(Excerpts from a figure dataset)
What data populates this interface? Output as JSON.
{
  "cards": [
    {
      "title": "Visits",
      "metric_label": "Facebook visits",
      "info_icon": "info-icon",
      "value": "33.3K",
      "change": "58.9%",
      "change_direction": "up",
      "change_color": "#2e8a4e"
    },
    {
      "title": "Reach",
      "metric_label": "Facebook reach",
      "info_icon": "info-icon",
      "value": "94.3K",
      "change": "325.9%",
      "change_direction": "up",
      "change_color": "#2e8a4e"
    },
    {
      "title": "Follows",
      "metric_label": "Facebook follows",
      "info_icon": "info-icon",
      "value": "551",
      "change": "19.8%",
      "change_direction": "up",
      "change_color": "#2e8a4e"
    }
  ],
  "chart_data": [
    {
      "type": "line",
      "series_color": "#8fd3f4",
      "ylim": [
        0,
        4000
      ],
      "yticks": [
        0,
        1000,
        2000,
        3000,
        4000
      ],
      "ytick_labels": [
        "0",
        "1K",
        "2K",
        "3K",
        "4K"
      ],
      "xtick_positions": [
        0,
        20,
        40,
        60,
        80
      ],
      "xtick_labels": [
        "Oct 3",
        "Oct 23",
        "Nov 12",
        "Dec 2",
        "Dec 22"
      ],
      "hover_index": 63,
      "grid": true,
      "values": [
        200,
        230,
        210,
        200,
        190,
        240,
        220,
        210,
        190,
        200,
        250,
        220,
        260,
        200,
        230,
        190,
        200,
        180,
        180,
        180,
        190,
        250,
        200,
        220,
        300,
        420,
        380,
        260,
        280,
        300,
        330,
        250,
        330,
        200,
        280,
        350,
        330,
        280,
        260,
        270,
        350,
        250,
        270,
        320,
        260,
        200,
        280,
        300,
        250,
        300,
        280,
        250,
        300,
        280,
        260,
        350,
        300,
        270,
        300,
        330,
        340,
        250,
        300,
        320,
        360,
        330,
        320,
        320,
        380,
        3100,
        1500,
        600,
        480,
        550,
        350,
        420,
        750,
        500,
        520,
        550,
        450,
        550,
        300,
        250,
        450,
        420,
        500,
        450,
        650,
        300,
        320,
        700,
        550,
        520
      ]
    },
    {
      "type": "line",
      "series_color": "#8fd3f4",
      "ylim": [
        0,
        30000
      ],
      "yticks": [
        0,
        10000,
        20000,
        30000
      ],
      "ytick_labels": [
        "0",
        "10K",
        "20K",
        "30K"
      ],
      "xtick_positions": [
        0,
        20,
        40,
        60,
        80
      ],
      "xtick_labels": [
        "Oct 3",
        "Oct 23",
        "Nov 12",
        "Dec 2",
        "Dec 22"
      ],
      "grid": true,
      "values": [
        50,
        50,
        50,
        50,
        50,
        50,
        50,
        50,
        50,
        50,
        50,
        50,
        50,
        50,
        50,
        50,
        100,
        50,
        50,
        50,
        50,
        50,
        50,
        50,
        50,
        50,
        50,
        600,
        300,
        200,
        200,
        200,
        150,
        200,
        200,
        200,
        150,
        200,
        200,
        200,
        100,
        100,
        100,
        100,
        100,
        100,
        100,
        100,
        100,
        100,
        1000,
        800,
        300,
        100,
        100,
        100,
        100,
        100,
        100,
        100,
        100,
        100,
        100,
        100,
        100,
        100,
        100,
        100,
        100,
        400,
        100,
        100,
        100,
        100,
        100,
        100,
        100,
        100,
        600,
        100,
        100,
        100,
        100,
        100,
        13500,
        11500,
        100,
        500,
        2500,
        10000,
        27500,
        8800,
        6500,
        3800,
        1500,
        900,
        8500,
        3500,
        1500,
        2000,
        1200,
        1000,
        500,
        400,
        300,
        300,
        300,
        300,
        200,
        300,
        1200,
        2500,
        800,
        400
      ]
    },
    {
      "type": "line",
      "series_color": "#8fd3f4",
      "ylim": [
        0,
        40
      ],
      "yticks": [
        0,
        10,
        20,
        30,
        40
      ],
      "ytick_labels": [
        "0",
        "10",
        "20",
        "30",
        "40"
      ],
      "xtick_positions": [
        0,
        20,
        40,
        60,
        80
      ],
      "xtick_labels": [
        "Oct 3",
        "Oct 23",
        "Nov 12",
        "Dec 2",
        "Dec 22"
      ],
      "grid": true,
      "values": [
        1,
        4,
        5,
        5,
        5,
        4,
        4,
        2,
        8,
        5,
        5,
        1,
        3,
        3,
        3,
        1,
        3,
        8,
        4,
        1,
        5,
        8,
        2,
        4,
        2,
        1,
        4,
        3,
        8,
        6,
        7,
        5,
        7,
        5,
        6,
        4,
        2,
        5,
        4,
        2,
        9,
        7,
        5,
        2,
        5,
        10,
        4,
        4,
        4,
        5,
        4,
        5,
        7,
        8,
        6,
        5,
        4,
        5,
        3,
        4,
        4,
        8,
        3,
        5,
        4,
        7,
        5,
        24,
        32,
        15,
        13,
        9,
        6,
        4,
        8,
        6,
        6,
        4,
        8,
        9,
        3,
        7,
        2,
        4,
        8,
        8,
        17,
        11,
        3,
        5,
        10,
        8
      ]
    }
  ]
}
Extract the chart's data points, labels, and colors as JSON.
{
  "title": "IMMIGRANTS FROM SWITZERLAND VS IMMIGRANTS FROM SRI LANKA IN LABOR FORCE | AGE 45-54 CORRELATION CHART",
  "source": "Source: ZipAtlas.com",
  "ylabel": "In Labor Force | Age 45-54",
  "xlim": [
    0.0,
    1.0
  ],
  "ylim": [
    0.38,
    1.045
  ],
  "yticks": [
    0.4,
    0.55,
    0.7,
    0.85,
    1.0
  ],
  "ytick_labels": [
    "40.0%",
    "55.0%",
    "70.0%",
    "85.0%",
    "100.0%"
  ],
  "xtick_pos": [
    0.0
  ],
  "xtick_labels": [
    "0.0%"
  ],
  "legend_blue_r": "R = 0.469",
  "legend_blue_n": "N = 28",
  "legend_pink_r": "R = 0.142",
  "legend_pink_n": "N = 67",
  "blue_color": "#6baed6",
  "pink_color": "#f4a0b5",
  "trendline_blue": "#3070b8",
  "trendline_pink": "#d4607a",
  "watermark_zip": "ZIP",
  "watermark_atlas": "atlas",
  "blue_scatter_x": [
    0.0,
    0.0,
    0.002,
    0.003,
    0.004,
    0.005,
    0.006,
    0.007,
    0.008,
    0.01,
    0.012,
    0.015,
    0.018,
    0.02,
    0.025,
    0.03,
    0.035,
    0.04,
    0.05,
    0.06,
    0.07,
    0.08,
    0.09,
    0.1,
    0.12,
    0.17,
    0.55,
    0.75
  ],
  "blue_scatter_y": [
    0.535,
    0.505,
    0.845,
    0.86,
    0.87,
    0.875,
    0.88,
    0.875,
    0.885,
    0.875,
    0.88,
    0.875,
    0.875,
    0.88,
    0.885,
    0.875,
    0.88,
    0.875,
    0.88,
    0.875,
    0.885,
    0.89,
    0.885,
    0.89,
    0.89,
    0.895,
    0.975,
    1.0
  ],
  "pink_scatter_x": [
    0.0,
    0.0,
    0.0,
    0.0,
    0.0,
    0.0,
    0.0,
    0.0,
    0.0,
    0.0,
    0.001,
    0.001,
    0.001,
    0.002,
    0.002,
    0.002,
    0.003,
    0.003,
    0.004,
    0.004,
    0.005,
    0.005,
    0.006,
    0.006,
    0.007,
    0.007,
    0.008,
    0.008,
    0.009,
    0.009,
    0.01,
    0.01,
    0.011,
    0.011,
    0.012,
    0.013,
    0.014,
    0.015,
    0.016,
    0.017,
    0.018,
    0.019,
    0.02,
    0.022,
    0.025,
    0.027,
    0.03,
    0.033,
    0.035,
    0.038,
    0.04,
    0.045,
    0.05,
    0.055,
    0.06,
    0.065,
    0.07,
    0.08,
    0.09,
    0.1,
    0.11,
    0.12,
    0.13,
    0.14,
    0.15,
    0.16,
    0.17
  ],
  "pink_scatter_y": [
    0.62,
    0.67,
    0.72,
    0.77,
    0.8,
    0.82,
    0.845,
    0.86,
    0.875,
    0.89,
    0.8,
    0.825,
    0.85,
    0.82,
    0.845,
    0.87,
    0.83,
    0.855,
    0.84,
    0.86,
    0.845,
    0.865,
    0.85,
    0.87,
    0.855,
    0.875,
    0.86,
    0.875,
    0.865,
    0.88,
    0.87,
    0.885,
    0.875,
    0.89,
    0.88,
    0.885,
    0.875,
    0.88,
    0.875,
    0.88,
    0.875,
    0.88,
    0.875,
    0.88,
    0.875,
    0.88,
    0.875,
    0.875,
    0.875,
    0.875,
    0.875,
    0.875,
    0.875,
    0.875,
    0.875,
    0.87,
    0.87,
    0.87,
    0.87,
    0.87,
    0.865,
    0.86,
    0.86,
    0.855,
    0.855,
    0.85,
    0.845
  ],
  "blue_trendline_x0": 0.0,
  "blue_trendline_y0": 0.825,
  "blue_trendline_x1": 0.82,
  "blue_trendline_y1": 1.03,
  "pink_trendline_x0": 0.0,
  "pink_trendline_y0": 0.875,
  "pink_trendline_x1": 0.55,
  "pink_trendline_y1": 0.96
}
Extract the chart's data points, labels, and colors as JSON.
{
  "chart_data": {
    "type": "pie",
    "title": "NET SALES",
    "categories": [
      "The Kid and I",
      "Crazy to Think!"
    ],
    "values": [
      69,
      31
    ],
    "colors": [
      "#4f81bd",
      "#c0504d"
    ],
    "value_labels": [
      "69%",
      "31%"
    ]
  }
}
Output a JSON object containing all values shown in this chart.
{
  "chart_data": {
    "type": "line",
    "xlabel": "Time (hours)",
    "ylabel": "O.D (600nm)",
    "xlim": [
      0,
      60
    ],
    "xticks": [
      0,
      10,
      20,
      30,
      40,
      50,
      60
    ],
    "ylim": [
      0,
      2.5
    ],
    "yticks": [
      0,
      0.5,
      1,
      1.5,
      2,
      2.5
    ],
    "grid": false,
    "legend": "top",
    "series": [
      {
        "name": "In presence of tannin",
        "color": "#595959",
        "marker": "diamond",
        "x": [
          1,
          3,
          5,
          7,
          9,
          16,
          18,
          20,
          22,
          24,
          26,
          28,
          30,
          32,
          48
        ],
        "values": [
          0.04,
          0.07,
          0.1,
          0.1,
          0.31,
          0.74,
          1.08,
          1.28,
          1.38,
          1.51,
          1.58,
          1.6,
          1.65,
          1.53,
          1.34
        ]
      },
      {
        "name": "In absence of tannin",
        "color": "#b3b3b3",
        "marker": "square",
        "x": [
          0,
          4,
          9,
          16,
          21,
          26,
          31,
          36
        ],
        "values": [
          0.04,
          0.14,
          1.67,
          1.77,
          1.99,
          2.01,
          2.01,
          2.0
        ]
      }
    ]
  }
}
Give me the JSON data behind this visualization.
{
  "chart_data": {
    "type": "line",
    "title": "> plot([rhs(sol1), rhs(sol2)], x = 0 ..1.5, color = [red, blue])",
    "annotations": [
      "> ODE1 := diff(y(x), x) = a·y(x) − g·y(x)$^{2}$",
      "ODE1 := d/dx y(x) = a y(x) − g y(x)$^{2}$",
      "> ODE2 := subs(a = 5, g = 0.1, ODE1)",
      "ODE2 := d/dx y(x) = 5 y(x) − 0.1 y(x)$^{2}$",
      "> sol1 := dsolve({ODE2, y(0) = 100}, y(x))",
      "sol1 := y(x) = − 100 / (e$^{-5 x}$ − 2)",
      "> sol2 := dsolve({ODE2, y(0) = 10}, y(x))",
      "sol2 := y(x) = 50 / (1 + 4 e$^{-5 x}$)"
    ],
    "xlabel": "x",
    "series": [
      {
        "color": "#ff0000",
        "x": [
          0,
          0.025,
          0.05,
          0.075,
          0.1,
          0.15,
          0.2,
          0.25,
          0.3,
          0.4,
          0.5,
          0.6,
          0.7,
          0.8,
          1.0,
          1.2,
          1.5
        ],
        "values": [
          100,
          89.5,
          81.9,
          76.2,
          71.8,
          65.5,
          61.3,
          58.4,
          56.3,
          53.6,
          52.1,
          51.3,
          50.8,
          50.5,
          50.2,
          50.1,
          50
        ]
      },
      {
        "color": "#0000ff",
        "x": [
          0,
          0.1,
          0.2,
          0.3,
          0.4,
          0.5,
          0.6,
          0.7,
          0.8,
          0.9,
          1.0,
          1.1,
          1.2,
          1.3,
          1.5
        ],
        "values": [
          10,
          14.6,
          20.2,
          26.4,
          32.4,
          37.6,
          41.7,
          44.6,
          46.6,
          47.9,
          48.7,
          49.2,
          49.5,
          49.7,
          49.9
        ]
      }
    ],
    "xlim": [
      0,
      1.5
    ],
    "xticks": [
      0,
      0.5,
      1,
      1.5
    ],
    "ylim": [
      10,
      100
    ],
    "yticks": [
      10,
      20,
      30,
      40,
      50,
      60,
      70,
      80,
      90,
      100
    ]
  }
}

→ **WORK TO BE COMPLETED**
Display every line of the listing that contains the string "title".

→ **TASK RESPONSE**
      "title": "Visits",
      "title": "Reach",
      "title": "Follows",
  "title": "IMMIGRANTS FROM SWITZERLAND VS IMMIGRANTS FROM SRI LANKA IN LABOR FORCE | AGE 45-54 CORRELATION CHART",
    "title": "NET SALES",
    "title": "> plot([rhs(sol1), rhs(sol2)], x = 0 ..1.5, color = [red, blue])",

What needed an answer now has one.